--- TASK GOAL ---
Set down each entry from the block beneath, exactly as written.

--- Data records ---

━━━

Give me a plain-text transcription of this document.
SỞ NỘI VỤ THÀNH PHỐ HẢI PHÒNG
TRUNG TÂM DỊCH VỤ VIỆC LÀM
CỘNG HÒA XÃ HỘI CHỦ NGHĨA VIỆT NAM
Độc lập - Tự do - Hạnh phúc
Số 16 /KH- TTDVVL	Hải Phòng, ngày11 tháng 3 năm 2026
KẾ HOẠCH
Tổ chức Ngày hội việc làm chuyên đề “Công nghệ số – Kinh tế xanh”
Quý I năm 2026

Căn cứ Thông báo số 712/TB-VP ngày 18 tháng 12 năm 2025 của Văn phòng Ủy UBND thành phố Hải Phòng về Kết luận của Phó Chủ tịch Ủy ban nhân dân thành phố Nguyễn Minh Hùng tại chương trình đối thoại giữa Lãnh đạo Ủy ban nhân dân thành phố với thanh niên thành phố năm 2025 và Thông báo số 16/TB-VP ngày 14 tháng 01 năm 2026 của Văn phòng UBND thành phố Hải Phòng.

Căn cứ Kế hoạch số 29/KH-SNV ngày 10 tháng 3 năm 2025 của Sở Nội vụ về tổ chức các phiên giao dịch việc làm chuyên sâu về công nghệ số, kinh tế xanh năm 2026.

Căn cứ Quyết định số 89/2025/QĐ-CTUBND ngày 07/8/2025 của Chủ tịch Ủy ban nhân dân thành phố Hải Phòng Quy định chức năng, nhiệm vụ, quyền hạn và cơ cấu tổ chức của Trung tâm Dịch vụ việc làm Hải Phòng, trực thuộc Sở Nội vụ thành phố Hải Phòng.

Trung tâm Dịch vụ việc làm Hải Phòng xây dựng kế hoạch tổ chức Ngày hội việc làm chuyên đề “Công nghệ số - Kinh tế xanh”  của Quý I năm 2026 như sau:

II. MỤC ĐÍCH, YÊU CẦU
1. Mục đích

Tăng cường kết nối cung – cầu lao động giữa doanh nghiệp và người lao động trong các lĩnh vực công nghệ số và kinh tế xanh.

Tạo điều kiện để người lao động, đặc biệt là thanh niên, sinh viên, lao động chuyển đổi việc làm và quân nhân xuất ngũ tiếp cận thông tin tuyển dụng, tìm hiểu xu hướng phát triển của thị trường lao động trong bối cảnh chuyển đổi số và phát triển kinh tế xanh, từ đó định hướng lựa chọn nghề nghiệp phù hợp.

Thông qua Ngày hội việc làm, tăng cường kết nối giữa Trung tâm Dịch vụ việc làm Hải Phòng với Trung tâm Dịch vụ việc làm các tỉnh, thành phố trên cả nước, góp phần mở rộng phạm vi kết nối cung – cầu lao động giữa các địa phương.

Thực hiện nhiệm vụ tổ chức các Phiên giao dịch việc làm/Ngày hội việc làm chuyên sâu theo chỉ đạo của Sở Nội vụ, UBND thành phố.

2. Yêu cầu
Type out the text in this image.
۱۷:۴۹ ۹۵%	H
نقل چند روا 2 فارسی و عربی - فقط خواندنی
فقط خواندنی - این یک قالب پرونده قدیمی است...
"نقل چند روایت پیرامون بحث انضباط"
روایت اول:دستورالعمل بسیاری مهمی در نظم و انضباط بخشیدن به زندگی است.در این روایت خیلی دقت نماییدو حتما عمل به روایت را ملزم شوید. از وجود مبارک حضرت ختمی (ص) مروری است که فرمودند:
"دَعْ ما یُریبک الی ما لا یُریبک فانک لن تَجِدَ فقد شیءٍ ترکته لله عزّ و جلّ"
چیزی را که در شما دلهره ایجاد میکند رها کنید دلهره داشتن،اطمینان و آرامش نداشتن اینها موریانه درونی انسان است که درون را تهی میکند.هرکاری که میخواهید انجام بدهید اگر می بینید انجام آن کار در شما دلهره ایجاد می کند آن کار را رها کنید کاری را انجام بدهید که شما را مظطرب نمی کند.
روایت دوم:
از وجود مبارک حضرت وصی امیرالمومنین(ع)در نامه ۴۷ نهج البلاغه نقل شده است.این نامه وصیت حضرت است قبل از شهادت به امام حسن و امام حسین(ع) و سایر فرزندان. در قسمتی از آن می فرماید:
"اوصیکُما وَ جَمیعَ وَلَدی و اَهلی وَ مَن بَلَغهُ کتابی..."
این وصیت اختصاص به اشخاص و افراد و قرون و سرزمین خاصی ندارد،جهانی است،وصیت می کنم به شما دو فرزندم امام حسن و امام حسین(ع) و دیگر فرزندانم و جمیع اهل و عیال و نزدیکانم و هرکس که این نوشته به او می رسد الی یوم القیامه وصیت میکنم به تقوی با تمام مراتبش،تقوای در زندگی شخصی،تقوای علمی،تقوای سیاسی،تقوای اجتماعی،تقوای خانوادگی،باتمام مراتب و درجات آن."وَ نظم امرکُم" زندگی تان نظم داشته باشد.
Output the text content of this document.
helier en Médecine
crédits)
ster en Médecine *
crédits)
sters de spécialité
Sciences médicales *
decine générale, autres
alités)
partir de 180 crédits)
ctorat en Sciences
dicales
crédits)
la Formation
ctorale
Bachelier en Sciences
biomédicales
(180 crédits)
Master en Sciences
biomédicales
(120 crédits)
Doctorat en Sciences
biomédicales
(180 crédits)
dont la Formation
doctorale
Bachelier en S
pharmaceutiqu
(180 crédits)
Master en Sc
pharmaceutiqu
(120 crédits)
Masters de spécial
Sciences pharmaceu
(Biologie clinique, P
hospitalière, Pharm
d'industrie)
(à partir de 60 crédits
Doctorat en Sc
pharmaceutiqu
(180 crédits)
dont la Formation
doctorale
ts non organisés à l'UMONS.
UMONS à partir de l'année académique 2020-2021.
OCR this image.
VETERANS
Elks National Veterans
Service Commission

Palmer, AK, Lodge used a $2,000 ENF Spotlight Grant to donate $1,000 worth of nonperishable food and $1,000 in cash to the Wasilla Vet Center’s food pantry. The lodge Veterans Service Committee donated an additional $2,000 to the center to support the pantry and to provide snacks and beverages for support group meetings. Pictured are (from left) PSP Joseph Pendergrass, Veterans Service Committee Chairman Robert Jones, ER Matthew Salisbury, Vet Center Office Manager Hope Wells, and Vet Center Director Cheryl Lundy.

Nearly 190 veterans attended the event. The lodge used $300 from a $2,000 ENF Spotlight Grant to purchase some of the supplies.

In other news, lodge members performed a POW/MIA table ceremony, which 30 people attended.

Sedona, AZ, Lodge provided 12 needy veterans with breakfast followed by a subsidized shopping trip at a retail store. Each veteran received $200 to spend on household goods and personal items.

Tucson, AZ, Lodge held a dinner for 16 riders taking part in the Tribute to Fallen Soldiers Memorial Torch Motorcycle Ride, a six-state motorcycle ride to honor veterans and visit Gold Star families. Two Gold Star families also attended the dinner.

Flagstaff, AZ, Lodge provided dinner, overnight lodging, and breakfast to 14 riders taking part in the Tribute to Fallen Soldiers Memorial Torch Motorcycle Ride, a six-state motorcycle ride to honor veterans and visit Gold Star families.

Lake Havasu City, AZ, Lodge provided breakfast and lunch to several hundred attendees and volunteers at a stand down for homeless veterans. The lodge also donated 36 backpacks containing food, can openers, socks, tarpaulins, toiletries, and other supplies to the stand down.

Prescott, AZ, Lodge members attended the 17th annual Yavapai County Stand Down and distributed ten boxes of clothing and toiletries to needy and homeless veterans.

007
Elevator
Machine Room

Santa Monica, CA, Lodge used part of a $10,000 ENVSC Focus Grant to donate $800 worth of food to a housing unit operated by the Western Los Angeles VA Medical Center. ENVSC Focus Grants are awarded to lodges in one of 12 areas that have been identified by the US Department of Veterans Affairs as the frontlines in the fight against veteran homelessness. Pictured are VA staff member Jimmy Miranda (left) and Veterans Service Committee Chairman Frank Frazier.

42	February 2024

━━━

--- SOLUTION FOR THIS EXERCISE ---
Give me a plain-text transcription of this document.
SỞ NỘI VỤ THÀNH PHỐ HẢI PHÒNG
TRUNG TÂM DỊCH VỤ VIỆC LÀM
CỘNG HÒA XÃ HỘI CHỦ NGHĨA VIỆT NAM
Độc lập - Tự do - Hạnh phúc
Số 16 /KH- TTDVVL	Hải Phòng, ngày11 tháng 3 năm 2026
KẾ HOẠCH
Tổ chức Ngày hội việc làm chuyên đề “Công nghệ số – Kinh tế xanh”
Quý I năm 2026

Căn cứ Thông báo số 712/TB-VP ngày 18 tháng 12 năm 2025 của Văn phòng Ủy UBND thành phố Hải Phòng về Kết luận của Phó Chủ tịch Ủy ban nhân dân thành phố Nguyễn Minh Hùng tại chương trình đối thoại giữa Lãnh đạo Ủy ban nhân dân thành phố với thanh niên thành phố năm 2025 và Thông báo số 16/TB-VP ngày 14 tháng 01 năm 2026 của Văn phòng UBND thành phố Hải Phòng.

Căn cứ Kế hoạch số 29/KH-SNV ngày 10 tháng 3 năm 2025 của Sở Nội vụ về tổ chức các phiên giao dịch việc làm chuyên sâu về công nghệ số, kinh tế xanh năm 2026.

Căn cứ Quyết định số 89/2025/QĐ-CTUBND ngày 07/8/2025 của Chủ tịch Ủy ban nhân dân thành phố Hải Phòng Quy định chức năng, nhiệm vụ, quyền hạn và cơ cấu tổ chức của Trung tâm Dịch vụ việc làm Hải Phòng, trực thuộc Sở Nội vụ thành phố Hải Phòng.

Trung tâm Dịch vụ việc làm Hải Phòng xây dựng kế hoạch tổ chức Ngày hội việc làm chuyên đề “Công nghệ số - Kinh tế xanh”  của Quý I năm 2026 như sau:

II. MỤC ĐÍCH, YÊU CẦU
1. Mục đích

Tăng cường kết nối cung – cầu lao động giữa doanh nghiệp và người lao động trong các lĩnh vực công nghệ số và kinh tế xanh.

Tạo điều kiện để người lao động, đặc biệt là thanh niên, sinh viên, lao động chuyển đổi việc làm và quân nhân xuất ngũ tiếp cận thông tin tuyển dụng, tìm hiểu xu hướng phát triển của thị trường lao động trong bối cảnh chuyển đổi số và phát triển kinh tế xanh, từ đó định hướng lựa chọn nghề nghiệp phù hợp.

Thông qua Ngày hội việc làm, tăng cường kết nối giữa Trung tâm Dịch vụ việc làm Hải Phòng với Trung tâm Dịch vụ việc làm các tỉnh, thành phố trên cả nước, góp phần mở rộng phạm vi kết nối cung – cầu lao động giữa các địa phương.

Thực hiện nhiệm vụ tổ chức các Phiên giao dịch việc làm/Ngày hội việc làm chuyên sâu theo chỉ đạo của Sở Nội vụ, UBND thành phố.

2. Yêu cầu
Type out the text in this image.
۱۷:۴۹ ۹۵%	H
نقل چند روا 2 فارسی و عربی - فقط خواندنی
فقط خواندنی - این یک قالب پرونده قدیمی است...
"نقل چند روایت پیرامون بحث انضباط"
روایت اول:دستورالعمل بسیاری مهمی در نظم و انضباط بخشیدن به زندگی است.در این روایت خیلی دقت نماییدو حتما عمل به روایت را ملزم شوید. از وجود مبارک حضرت ختمی (ص) مروری است که فرمودند:
"دَعْ ما یُریبک الی ما لا یُریبک فانک لن تَجِدَ فقد شیءٍ ترکته لله عزّ و جلّ"
چیزی را که در شما دلهره ایجاد میکند رها کنید دلهره داشتن،اطمینان و آرامش نداشتن اینها موریانه درونی انسان است که درون را تهی میکند.هرکاری که میخواهید انجام بدهید اگر می بینید انجام آن کار در شما دلهره ایجاد می کند آن کار را رها کنید کاری را انجام بدهید که شما را مظطرب نمی کند.
روایت دوم:
از وجود مبارک حضرت وصی امیرالمومنین(ع)در نامه ۴۷ نهج البلاغه نقل شده است.این نامه وصیت حضرت است قبل از شهادت به امام حسن و امام حسین(ع) و سایر فرزندان. در قسمتی از آن می فرماید:
"اوصیکُما وَ جَمیعَ وَلَدی و اَهلی وَ مَن بَلَغهُ کتابی..."
این وصیت اختصاص به اشخاص و افراد و قرون و سرزمین خاصی ندارد،جهانی است،وصیت می کنم به شما دو فرزندم امام حسن و امام حسین(ع) و دیگر فرزندانم و جمیع اهل و عیال و نزدیکانم و هرکس که این نوشته به او می رسد الی یوم القیامه وصیت میکنم به تقوی با تمام مراتبش،تقوای در زندگی شخصی،تقوای علمی،تقوای سیاسی،تقوای اجتماعی،تقوای خانوادگی،باتمام مراتب و درجات آن."وَ نظم امرکُم" زندگی تان نظم داشته باشد.
Output the text content of this document.
helier en Médecine
crédits)
ster en Médecine *
crédits)
sters de spécialité
Sciences médicales *
decine générale, autres
alités)
partir de 180 crédits)
ctorat en Sciences
dicales
crédits)
la Formation
ctorale
Bachelier en Sciences
biomédicales
(180 crédits)
Master en Sciences
biomédicales
(120 crédits)
Doctorat en Sciences
biomédicales
(180 crédits)
dont la Formation
doctorale
Bachelier en S
pharmaceutiqu
(180 crédits)
Master en Sc
pharmaceutiqu
(120 crédits)
Masters de spécial
Sciences pharmaceu
(Biologie clinique, P
hospitalière, Pharm
d'industrie)
(à partir de 60 crédits
Doctorat en Sc
pharmaceutiqu
(180 crédits)
dont la Formation
doctorale
ts non organisés à l'UMONS.
UMONS à partir de l'année académique 2020-2021.
OCR this image.
VETERANS
Elks National Veterans
Service Commission

Palmer, AK, Lodge used a $2,000 ENF Spotlight Grant to donate $1,000 worth of nonperishable food and $1,000 in cash to the Wasilla Vet Center’s food pantry. The lodge Veterans Service Committee donated an additional $2,000 to the center to support the pantry and to provide snacks and beverages for support group meetings. Pictured are (from left) PSP Joseph Pendergrass, Veterans Service Committee Chairman Robert Jones, ER Matthew Salisbury, Vet Center Office Manager Hope Wells, and Vet Center Director Cheryl Lundy.

Nearly 190 veterans attended the event. The lodge used $300 from a $2,000 ENF Spotlight Grant to purchase some of the supplies.

In other news, lodge members performed a POW/MIA table ceremony, which 30 people attended.

Sedona, AZ, Lodge provided 12 needy veterans with breakfast followed by a subsidized shopping trip at a retail store. Each veteran received $200 to spend on household goods and personal items.

Tucson, AZ, Lodge held a dinner for 16 riders taking part in the Tribute to Fallen Soldiers Memorial Torch Motorcycle Ride, a six-state motorcycle ride to honor veterans and visit Gold Star families. Two Gold Star families also attended the dinner.

Flagstaff, AZ, Lodge provided dinner, overnight lodging, and breakfast to 14 riders taking part in the Tribute to Fallen Soldiers Memorial Torch Motorcycle Ride, a six-state motorcycle ride to honor veterans and visit Gold Star families.

Lake Havasu City, AZ, Lodge provided breakfast and lunch to several hundred attendees and volunteers at a stand down for homeless veterans. The lodge also donated 36 backpacks containing food, can openers, socks, tarpaulins, toiletries, and other supplies to the stand down.

Prescott, AZ, Lodge members attended the 17th annual Yavapai County Stand Down and distributed ten boxes of clothing and toiletries to needy and homeless veterans.

007
Elevator
Machine Room

Santa Monica, CA, Lodge used part of a $10,000 ENVSC Focus Grant to donate $800 worth of food to a housing unit operated by the Western Los Angeles VA Medical Center. ENVSC Focus Grants are awarded to lodges in one of 12 areas that have been identified by the US Department of Veterans Affairs as the frontlines in the fight against veteran homelessness. Pictured are VA staff member Jimmy Miranda (left) and Veterans Service Committee Chairman Frank Frazier.

42	February 2024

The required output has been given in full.